RECORDS FOR THE EXERCISE:

"""

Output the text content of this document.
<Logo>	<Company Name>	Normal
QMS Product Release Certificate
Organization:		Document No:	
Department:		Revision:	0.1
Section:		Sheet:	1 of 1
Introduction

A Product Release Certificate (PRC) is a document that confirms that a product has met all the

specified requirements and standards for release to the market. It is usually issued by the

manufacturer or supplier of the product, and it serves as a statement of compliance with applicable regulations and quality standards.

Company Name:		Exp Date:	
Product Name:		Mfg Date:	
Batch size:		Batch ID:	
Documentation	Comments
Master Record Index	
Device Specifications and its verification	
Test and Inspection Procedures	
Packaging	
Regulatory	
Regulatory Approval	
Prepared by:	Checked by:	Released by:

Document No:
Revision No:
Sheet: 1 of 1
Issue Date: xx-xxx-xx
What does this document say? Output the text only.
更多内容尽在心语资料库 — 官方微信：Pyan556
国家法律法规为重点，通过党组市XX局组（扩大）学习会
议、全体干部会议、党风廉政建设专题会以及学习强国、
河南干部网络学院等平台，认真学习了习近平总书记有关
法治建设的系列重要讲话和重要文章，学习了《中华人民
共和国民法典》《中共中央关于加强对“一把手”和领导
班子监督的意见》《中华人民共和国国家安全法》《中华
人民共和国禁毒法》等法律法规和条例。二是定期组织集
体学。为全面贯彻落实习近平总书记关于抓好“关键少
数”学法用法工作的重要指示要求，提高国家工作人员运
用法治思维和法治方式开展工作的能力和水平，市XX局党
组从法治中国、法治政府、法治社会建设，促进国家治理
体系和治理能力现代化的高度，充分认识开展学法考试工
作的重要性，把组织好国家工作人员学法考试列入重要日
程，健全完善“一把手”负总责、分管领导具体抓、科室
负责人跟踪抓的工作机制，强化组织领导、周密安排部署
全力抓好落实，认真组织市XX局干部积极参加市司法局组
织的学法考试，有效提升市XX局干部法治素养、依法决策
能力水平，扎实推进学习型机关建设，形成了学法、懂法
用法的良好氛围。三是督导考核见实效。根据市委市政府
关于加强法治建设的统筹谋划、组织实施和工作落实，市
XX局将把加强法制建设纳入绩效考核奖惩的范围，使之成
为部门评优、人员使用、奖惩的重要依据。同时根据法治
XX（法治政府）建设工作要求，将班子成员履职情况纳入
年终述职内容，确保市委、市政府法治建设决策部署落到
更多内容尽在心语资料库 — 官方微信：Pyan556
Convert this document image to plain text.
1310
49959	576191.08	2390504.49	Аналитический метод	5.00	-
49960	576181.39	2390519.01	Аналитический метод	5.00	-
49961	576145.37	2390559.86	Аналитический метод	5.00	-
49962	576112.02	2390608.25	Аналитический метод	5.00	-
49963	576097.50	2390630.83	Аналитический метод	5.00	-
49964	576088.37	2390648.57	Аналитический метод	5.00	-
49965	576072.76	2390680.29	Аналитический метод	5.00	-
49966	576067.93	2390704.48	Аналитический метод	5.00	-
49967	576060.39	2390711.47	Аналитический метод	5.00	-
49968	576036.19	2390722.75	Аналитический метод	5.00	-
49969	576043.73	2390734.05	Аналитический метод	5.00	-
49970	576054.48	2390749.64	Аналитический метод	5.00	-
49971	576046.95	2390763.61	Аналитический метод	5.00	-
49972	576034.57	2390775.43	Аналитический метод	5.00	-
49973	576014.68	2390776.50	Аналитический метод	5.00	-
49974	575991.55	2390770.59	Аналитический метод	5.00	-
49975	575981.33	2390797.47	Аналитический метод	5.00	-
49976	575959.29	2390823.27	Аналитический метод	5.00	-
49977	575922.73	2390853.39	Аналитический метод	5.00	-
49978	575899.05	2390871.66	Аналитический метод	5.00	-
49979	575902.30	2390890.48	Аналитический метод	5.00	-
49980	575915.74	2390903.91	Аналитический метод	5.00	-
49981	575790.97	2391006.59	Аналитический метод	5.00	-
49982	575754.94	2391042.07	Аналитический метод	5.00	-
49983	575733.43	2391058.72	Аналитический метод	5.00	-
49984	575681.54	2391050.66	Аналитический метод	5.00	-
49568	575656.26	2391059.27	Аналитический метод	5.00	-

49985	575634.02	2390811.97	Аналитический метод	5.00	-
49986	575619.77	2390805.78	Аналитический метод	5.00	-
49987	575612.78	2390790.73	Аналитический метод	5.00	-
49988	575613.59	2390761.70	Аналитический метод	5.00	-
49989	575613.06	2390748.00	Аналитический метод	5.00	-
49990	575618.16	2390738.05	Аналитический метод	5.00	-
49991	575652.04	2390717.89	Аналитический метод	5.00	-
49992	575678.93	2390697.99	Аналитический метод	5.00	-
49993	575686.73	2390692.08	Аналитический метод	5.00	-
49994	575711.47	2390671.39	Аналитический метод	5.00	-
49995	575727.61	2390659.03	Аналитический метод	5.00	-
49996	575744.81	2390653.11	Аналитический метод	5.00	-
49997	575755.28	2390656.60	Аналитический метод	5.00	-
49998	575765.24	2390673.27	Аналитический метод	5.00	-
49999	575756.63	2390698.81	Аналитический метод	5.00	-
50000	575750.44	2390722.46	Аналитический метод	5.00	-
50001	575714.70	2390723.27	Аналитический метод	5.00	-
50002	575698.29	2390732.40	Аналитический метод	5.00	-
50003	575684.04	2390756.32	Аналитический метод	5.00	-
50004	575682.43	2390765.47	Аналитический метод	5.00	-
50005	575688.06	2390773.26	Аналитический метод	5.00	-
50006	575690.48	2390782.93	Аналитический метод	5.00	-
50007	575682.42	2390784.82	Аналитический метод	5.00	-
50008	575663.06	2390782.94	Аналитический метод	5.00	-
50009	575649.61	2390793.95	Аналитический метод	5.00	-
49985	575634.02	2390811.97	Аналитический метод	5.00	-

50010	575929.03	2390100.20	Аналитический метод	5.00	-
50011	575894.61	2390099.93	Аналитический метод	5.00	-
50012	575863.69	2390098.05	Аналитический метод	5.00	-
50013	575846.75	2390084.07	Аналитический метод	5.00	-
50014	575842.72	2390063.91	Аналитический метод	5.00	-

"""

TASK INSTRUCTIONS: Using the records above, select and copy every line that has the word "Output".

THE ANSWER:
Output the text content of this document.
What does this document say? Output the text only.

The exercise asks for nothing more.